* WHAT NEEDS TO BE DONE:
Restate, word for word, all of the material shown below.

* DATASET RECORDS:
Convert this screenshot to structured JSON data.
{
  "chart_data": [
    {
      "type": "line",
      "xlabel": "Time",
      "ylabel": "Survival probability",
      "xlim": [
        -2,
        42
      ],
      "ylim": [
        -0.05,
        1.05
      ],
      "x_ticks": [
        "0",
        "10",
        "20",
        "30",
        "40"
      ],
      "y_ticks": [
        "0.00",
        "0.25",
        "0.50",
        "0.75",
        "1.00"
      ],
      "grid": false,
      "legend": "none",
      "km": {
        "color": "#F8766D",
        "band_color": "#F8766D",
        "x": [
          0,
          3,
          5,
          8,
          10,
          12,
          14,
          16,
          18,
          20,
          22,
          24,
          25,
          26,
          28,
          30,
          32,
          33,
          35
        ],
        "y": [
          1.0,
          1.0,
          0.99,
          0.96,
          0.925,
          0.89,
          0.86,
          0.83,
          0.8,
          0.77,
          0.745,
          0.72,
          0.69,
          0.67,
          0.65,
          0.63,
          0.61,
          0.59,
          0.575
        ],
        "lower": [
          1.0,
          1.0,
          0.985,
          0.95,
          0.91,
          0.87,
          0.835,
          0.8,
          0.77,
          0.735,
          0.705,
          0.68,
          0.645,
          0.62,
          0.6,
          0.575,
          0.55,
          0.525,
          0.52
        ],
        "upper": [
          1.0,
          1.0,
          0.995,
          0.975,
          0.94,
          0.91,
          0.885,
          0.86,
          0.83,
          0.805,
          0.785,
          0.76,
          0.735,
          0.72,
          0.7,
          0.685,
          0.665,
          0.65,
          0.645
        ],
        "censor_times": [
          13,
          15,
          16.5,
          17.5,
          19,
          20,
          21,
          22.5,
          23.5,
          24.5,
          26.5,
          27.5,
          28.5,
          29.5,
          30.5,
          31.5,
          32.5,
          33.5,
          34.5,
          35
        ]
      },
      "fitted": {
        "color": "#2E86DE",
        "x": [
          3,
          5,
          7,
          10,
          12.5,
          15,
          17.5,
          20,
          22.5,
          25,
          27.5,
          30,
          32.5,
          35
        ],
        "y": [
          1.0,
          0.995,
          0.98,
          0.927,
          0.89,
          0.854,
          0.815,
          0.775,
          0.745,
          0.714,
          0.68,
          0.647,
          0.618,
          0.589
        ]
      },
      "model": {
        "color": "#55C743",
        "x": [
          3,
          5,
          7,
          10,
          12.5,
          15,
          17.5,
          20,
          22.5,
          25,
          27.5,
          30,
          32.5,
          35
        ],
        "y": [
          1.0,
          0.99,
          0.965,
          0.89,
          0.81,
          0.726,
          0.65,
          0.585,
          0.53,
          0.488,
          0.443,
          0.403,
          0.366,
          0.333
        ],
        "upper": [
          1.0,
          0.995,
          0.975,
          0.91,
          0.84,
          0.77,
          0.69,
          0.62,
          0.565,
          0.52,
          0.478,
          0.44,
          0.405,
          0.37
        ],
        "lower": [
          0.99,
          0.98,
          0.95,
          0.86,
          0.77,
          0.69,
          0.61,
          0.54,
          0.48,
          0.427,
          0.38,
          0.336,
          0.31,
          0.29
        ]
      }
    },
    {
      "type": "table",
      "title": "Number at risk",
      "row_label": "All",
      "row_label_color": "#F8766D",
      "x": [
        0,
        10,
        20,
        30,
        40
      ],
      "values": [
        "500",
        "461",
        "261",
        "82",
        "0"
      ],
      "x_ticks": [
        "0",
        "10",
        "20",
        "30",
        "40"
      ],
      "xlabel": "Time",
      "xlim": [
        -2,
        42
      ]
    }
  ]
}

* SOLUTION TO THE PROBLEM:
Convert this screenshot to structured JSON data.
{
  "chart_data": [
    {
      "type": "line",
      "xlabel": "Time",
      "ylabel": "Survival probability",
      "xlim": [
        -2,
        42
      ],
      "ylim": [
        -0.05,
        1.05
      ],
      "x_ticks": [
        "0",
        "10",
        "20",
        "30",
        "40"
      ],
      "y_ticks": [
        "0.00",
        "0.25",
        "0.50",
        "0.75",
        "1.00"
      ],
      "grid": false,
      "legend": "none",
      "km": {
        "color": "#F8766D",
        "band_color": "#F8766D",
        "x": [
          0,
          3,
          5,
          8,
          10,
          12,
          14,
          16,
          18,
          20,
          22,
          24,
          25,
          26,
          28,
          30,
          32,
          33,
          35
        ],
        "y": [
          1.0,
          1.0,
          0.99,
          0.96,
          0.925,
          0.89,
          0.86,
          0.83,
          0.8,
          0.77,
          0.745,
          0.72,
          0.69,
          0.67,
          0.65,
          0.63,
          0.61,
          0.59,
          0.575
        ],
        "lower": [
          1.0,
          1.0,
          0.985,
          0.95,
          0.91,
          0.87,
          0.835,
          0.8,
          0.77,
          0.735,
          0.705,
          0.68,
          0.645,
          0.62,
          0.6,
          0.575,
          0.55,
          0.525,
          0.52
        ],
        "upper": [
          1.0,
          1.0,
          0.995,
          0.975,
          0.94,
          0.91,
          0.885,
          0.86,
          0.83,
          0.805,
          0.785,
          0.76,
          0.735,
          0.72,
          0.7,
          0.685,
          0.665,
          0.65,
          0.645
        ],
        "censor_times": [
          13,
          15,
          16.5,
          17.5,
          19,
          20,
          21,
          22.5,
          23.5,
          24.5,
          26.5,
          27.5,
          28.5,
          29.5,
          30.5,
          31.5,
          32.5,
          33.5,
          34.5,
          35
        ]
      },
      "fitted": {
        "color": "#2E86DE",
        "x": [
          3,
          5,
          7,
          10,
          12.5,
          15,
          17.5,
          20,
          22.5,
          25,
          27.5,
          30,
          32.5,
          35
        ],
        "y": [
          1.0,
          0.995,
          0.98,
          0.927,
          0.89,
          0.854,
          0.815,
          0.775,
          0.745,
          0.714,
          0.68,
          0.647,
          0.618,
          0.589
        ]
      },
      "model": {
        "color": "#55C743",
        "x": [
          3,
          5,
          7,
          10,
          12.5,
          15,
          17.5,
          20,
          22.5,
          25,
          27.5,
          30,
          32.5,
          35
        ],
        "y": [
          1.0,
          0.99,
          0.965,
          0.89,
          0.81,
          0.726,
          0.65,
          0.585,
          0.53,
          0.488,
          0.443,
          0.403,
          0.366,
          0.333
        ],
        "upper": [
          1.0,
          0.995,
          0.975,
          0.91,
          0.84,
          0.77,
          0.69,
          0.62,
          0.565,
          0.52,
          0.478,
          0.44,
          0.405,
          0.37
        ],
        "lower": [
          0.99,
          0.98,
          0.95,
          0.86,
          0.77,
          0.69,
          0.61,
          0.54,
          0.48,
          0.427,
          0.38,
          0.336,
          0.31,
          0.29
        ]
      }
    },
    {
      "type": "table",
      "title": "Number at risk",
      "row_label": "All",
      "row_label_color": "#F8766D",
      "x": [
        0,
        10,
        20,
        30,
        40
      ],
      "values": [
        "500",
        "461",
        "261",
        "82",
        "0"
      ],
      "x_ticks": [
        "0",
        "10",
        "20",
        "30",
        "40"
      ],
      "xlabel": "Time",
      "xlim": [
        -2,
        42
      ]
    }
  ]
}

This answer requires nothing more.